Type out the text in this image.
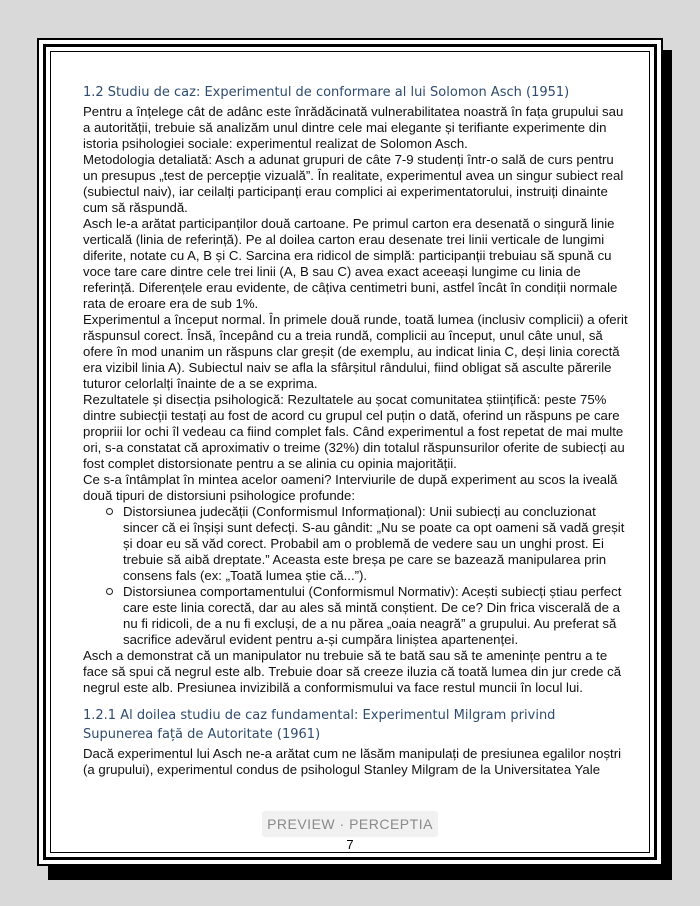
1.2 Studiu de caz: Experimentul de conformare al lui Solomon Asch (1951)

Pentru a înțelege cât de adânc este înrădăcinată vulnerabilitatea noastră în fața grupului sau a autorității, trebuie să analizăm unul dintre cele mai elegante și terifiante experimente din istoria psihologiei sociale: experimentul realizat de Solomon Asch.

Metodologia detaliată: Asch a adunat grupuri de câte 7-9 studenți într-o sală de curs pentru un presupus „test de percepție vizuală”. În realitate, experimentul avea un singur subiect real (subiectul naiv), iar ceilalți participanți erau complici ai experimentatorului, instruiți dinainte cum să răspundă.

Asch le-a arătat participanților două cartoane. Pe primul carton era desenată o singură linie verticală (linia de referință). Pe al doilea carton erau desenate trei linii verticale de lungimi diferite, notate cu A, B și C. Sarcina era ridicol de simplă: participanții trebuiau să spună cu voce tare care dintre cele trei linii (A, B sau C) avea exact aceeași lungime cu linia de referință. Diferențele erau evidente, de câțiva centimetri buni, astfel încât în condiții normale rata de eroare era de sub 1%.

Experimentul a început normal. În primele două runde, toată lumea (inclusiv complicii) a oferit răspunsul corect. Însă, începând cu a treia rundă, complicii au început, unul câte unul, să ofere în mod unanim un răspuns clar greșit (de exemplu, au indicat linia C, deși linia corectă era vizibil linia A). Subiectul naiv se afla la sfârșitul rândului, fiind obligat să asculte părerile tuturor celorlalți înainte de a se exprima.

Rezultatele și disecția psihologică: Rezultatele au șocat comunitatea științifică: peste 75% dintre subiecții testați au fost de acord cu grupul cel puțin o dată, oferind un răspuns pe care propriii lor ochi îl vedeau ca fiind complet fals. Când experimentul a fost repetat de mai multe ori, s-a constatat că aproximativ o treime (32%) din totalul răspunsurilor oferite de subiecți au fost complet distorsionate pentru a se alinia cu opinia majorității.

Ce s-a întâmplat în mintea acelor oameni? Interviurile de după experiment au scos la iveală două tipuri de distorsiuni psihologice profunde:

Distorsiunea judecății (Conformismul Informațional): Unii subiecți au concluzionat sincer că ei înșiși sunt defecți. S-au gândit: „Nu se poate ca opt oameni să vadă greșit și doar eu să văd corect. Probabil am o problemă de vedere sau un unghi prost. Ei trebuie să aibă dreptate.” Aceasta este breșa pe care se bazează manipularea prin consens fals (ex: „Toată lumea știe că...”).
Distorsiunea comportamentului (Conformismul Normativ): Acești subiecți știau perfect care este linia corectă, dar au ales să mintă conștient. De ce? Din frica viscerală de a nu fi ridicoli, de a nu fi excluși, de a nu părea „oaia neagră” a grupului. Au preferat să sacrifice adevărul evident pentru a-și cumpăra liniștea apartenenței.

Asch a demonstrat că un manipulator nu trebuie să te bată sau să te amenințe pentru a te face să spui că negrul este alb. Trebuie doar să creeze iluzia că toată lumea din jur crede că negrul este alb. Presiunea invizibilă a conformismului va face restul muncii în locul lui.

1.2.1 Al doilea studiu de caz fundamental: Experimentul Milgram privind Supunerea față de Autoritate (1961)

Dacă experimentul lui Asch ne-a arătat cum ne lăsăm manipulați de presiunea egalilor noștri (a grupului), experimentul condus de psihologul Stanley Milgram de la Universitatea Yale

PREVIEW · PERCEPTIA
7
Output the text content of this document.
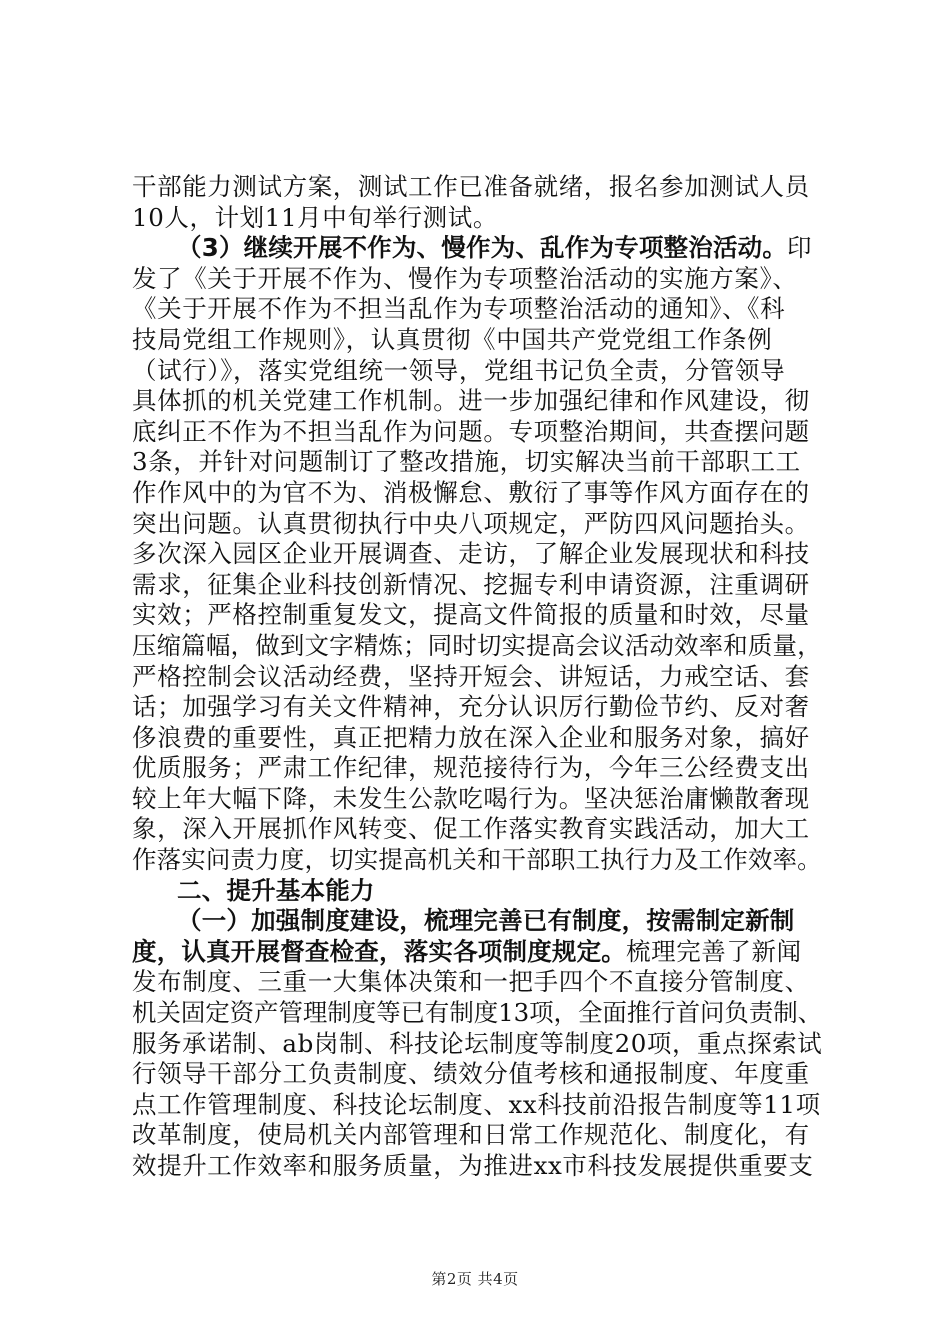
干部能力测试方案，测试工作已准备就绪，报名参加测试人员
10人，计划11月中旬举行测试。
（3）继续开展不作为、慢作为、乱作为专项整治活动。印
发了《关于开展不作为、慢作为专项整治活动的实施方案》、
《关于开展不作为不担当乱作为专项整治活动的通知》、《科
技局党组工作规则》，认真贯彻《中国共产党党组工作条例
（试行）》，落实党组统一领导，党组书记负全责，分管领导
具体抓的机关党建工作机制。进一步加强纪律和作风建设，彻
底纠正不作为不担当乱作为问题。专项整治期间，共查摆问题
3条，并针对问题制订了整改措施，切实解决当前干部职工工
作作风中的为官不为、消极懈怠、敷衍了事等作风方面存在的
突出问题。认真贯彻执行中央八项规定，严防四风问题抬头。
多次深入园区企业开展调查、走访，了解企业发展现状和科技
需求，征集企业科技创新情况、挖掘专利申请资源，注重调研
实效；严格控制重复发文，提高文件简报的质量和时效，尽量
压缩篇幅，做到文字精炼；同时切实提高会议活动效率和质量，
严格控制会议活动经费，坚持开短会、讲短话，力戒空话、套
话；加强学习有关文件精神，充分认识厉行勤俭节约、反对奢
侈浪费的重要性，真正把精力放在深入企业和服务对象，搞好
优质服务；严肃工作纪律，规范接待行为，今年三公经费支出
较上年大幅下降，未发生公款吃喝行为。坚决惩治庸懒散奢现
象，深入开展抓作风转变、促工作落实教育实践活动，加大工
作落实问责力度，切实提高机关和干部职工执行力及工作效率。
二、提升基本能力
（一）加强制度建设，梳理完善已有制度，按需制定新制
度，认真开展督查检查，落实各项制度规定。梳理完善了新闻
发布制度、三重一大集体决策和一把手四个不直接分管制度、
机关固定资产管理制度等已有制度13项，全面推行首问负责制、
服务承诺制、ab岗制、科技论坛制度等制度20项，重点探索试
行领导干部分工负责制度、绩效分值考核和通报制度、年度重
点工作管理制度、科技论坛制度、xx科技前沿报告制度等11项
改革制度，使局机关内部管理和日常工作规范化、制度化，有
效提升工作效率和服务质量，为推进xx市科技发展提供重要支
第2页 共4页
-------
* [Task instructions]:
Write out every entry again word for word, without any of the pictures.

* [Exercise output]:
Type out the text in this image.
1.2 Studiu de caz: Experimentul de conformare al lui Solomon Asch (1951)

Pentru a înțelege cât de adânc este înrădăcinată vulnerabilitatea noastră în fața grupului sau a autorității, trebuie să analizăm unul dintre cele mai elegante și terifiante experimente din istoria psihologiei sociale: experimentul realizat de Solomon Asch.

Metodologia detaliată: Asch a adunat grupuri de câte 7-9 studenți într-o sală de curs pentru un presupus „test de percepție vizuală”. În realitate, experimentul avea un singur subiect real (subiectul naiv), iar ceilalți participanți erau complici ai experimentatorului, instruiți dinainte cum să răspundă.

Asch le-a arătat participanților două cartoane. Pe primul carton era desenată o singură linie verticală (linia de referință). Pe al doilea carton erau desenate trei linii verticale de lungimi diferite, notate cu A, B și C. Sarcina era ridicol de simplă: participanții trebuiau să spună cu voce tare care dintre cele trei linii (A, B sau C) avea exact aceeași lungime cu linia de referință. Diferențele erau evidente, de câțiva centimetri buni, astfel încât în condiții normale rata de eroare era de sub 1%.

Experimentul a început normal. În primele două runde, toată lumea (inclusiv complicii) a oferit răspunsul corect. Însă, începând cu a treia rundă, complicii au început, unul câte unul, să ofere în mod unanim un răspuns clar greșit (de exemplu, au indicat linia C, deși linia corectă era vizibil linia A). Subiectul naiv se afla la sfârșitul rândului, fiind obligat să asculte părerile tuturor celorlalți înainte de a se exprima.

Rezultatele și disecția psihologică: Rezultatele au șocat comunitatea științifică: peste 75% dintre subiecții testați au fost de acord cu grupul cel puțin o dată, oferind un răspuns pe care propriii lor ochi îl vedeau ca fiind complet fals. Când experimentul a fost repetat de mai multe ori, s-a constatat că aproximativ o treime (32%) din totalul răspunsurilor oferite de subiecți au fost complet distorsionate pentru a se alinia cu opinia majorității.

Ce s-a întâmplat în mintea acelor oameni? Interviurile de după experiment au scos la iveală două tipuri de distorsiuni psihologice profunde:

Distorsiunea judecății (Conformismul Informațional): Unii subiecți au concluzionat sincer că ei înșiși sunt defecți. S-au gândit: „Nu se poate ca opt oameni să vadă greșit și doar eu să văd corect. Probabil am o problemă de vedere sau un unghi prost. Ei trebuie să aibă dreptate.” Aceasta este breșa pe care se bazează manipularea prin consens fals (ex: „Toată lumea știe că...”).
Distorsiunea comportamentului (Conformismul Normativ): Acești subiecți știau perfect care este linia corectă, dar au ales să mintă conștient. De ce? Din frica viscerală de a nu fi ridicoli, de a nu fi excluși, de a nu părea „oaia neagră” a grupului. Au preferat să sacrifice adevărul evident pentru a-și cumpăra liniștea apartenenței.

Asch a demonstrat că un manipulator nu trebuie să te bată sau să te amenințe pentru a te face să spui că negrul este alb. Trebuie doar să creeze iluzia că toată lumea din jur crede că negrul este alb. Presiunea invizibilă a conformismului va face restul muncii în locul lui.

1.2.1 Al doilea studiu de caz fundamental: Experimentul Milgram privind Supunerea față de Autoritate (1961)

Dacă experimentul lui Asch ne-a arătat cum ne lăsăm manipulați de presiunea egalilor noștri (a grupului), experimentul condus de psihologul Stanley Milgram de la Universitatea Yale

PREVIEW · PERCEPTIA
7
Output the text content of this document.
干部能力测试方案，测试工作已准备就绪，报名参加测试人员
10人，计划11月中旬举行测试。
（3）继续开展不作为、慢作为、乱作为专项整治活动。印
发了《关于开展不作为、慢作为专项整治活动的实施方案》、
《关于开展不作为不担当乱作为专项整治活动的通知》、《科
技局党组工作规则》，认真贯彻《中国共产党党组工作条例
（试行）》，落实党组统一领导，党组书记负全责，分管领导
具体抓的机关党建工作机制。进一步加强纪律和作风建设，彻
底纠正不作为不担当乱作为问题。专项整治期间，共查摆问题
3条，并针对问题制订了整改措施，切实解决当前干部职工工
作作风中的为官不为、消极懈怠、敷衍了事等作风方面存在的
突出问题。认真贯彻执行中央八项规定，严防四风问题抬头。
多次深入园区企业开展调查、走访，了解企业发展现状和科技
需求，征集企业科技创新情况、挖掘专利申请资源，注重调研
实效；严格控制重复发文，提高文件简报的质量和时效，尽量
压缩篇幅，做到文字精炼；同时切实提高会议活动效率和质量，
严格控制会议活动经费，坚持开短会、讲短话，力戒空话、套
话；加强学习有关文件精神，充分认识厉行勤俭节约、反对奢
侈浪费的重要性，真正把精力放在深入企业和服务对象，搞好
优质服务；严肃工作纪律，规范接待行为，今年三公经费支出
较上年大幅下降，未发生公款吃喝行为。坚决惩治庸懒散奢现
象，深入开展抓作风转变、促工作落实教育实践活动，加大工
作落实问责力度，切实提高机关和干部职工执行力及工作效率。
二、提升基本能力
（一）加强制度建设，梳理完善已有制度，按需制定新制
度，认真开展督查检查，落实各项制度规定。梳理完善了新闻
发布制度、三重一大集体决策和一把手四个不直接分管制度、
机关固定资产管理制度等已有制度13项，全面推行首问负责制、
服务承诺制、ab岗制、科技论坛制度等制度20项，重点探索试
行领导干部分工负责制度、绩效分值考核和通报制度、年度重
点工作管理制度、科技论坛制度、xx科技前沿报告制度等11项
改革制度，使局机关内部管理和日常工作规范化、制度化，有
效提升工作效率和服务质量，为推进xx市科技发展提供重要支
第2页 共4页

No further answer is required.